▼

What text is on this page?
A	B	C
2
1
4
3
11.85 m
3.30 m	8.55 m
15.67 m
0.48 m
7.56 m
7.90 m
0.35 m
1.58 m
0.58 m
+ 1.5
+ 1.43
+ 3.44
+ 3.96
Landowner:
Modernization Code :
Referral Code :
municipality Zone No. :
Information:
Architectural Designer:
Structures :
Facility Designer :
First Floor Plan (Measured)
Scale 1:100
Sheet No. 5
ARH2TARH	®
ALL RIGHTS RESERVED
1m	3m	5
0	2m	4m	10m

▲
▼

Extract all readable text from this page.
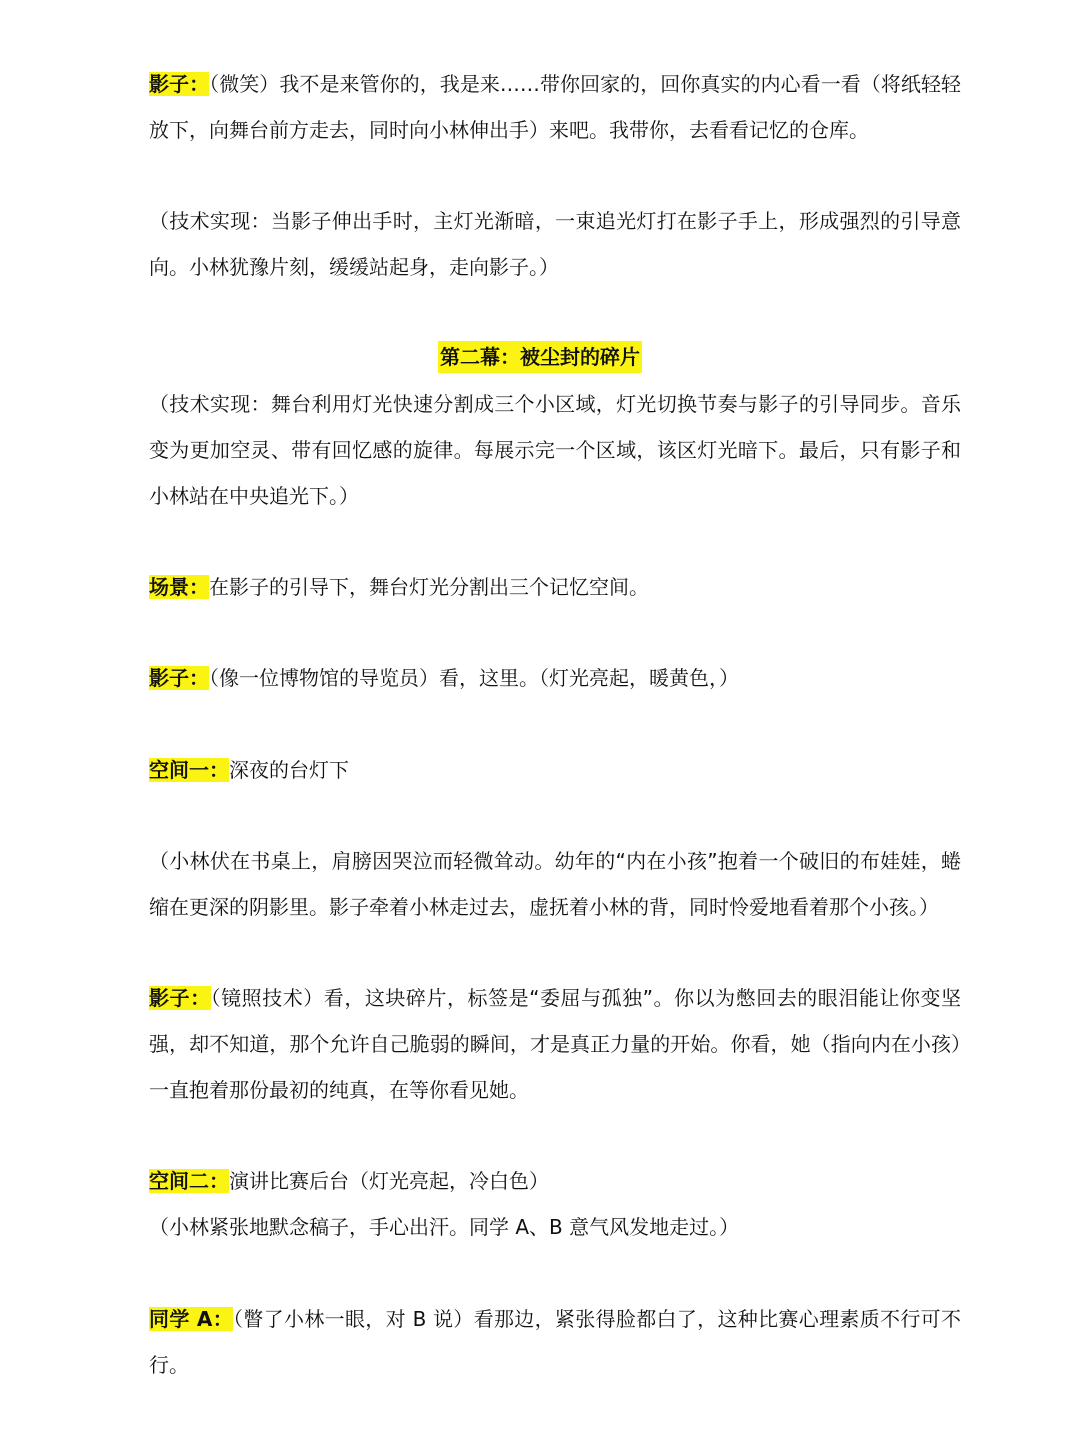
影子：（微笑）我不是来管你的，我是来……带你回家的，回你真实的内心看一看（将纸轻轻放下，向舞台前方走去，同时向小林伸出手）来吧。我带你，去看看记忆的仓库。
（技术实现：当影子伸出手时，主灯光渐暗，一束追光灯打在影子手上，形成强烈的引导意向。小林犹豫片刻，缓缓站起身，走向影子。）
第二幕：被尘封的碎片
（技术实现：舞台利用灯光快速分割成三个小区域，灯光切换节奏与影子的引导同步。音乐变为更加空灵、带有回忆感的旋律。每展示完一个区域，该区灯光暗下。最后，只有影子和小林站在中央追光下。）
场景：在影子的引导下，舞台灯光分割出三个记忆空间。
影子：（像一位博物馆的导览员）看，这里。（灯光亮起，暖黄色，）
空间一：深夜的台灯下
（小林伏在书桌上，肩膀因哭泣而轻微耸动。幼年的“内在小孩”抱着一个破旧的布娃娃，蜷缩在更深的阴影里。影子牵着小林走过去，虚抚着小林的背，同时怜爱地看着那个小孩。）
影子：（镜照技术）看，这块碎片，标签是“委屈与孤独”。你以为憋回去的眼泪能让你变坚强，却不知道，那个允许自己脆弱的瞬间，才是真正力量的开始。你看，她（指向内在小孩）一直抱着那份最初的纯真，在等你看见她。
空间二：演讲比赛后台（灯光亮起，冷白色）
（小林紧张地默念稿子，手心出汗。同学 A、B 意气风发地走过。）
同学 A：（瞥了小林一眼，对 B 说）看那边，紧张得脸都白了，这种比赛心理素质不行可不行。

▲

- YOUR TASK -
Which lines include "this"? Copy each of them out.

- TASK OUTPUT -
What text is on this page?
Extract all readable text from this page.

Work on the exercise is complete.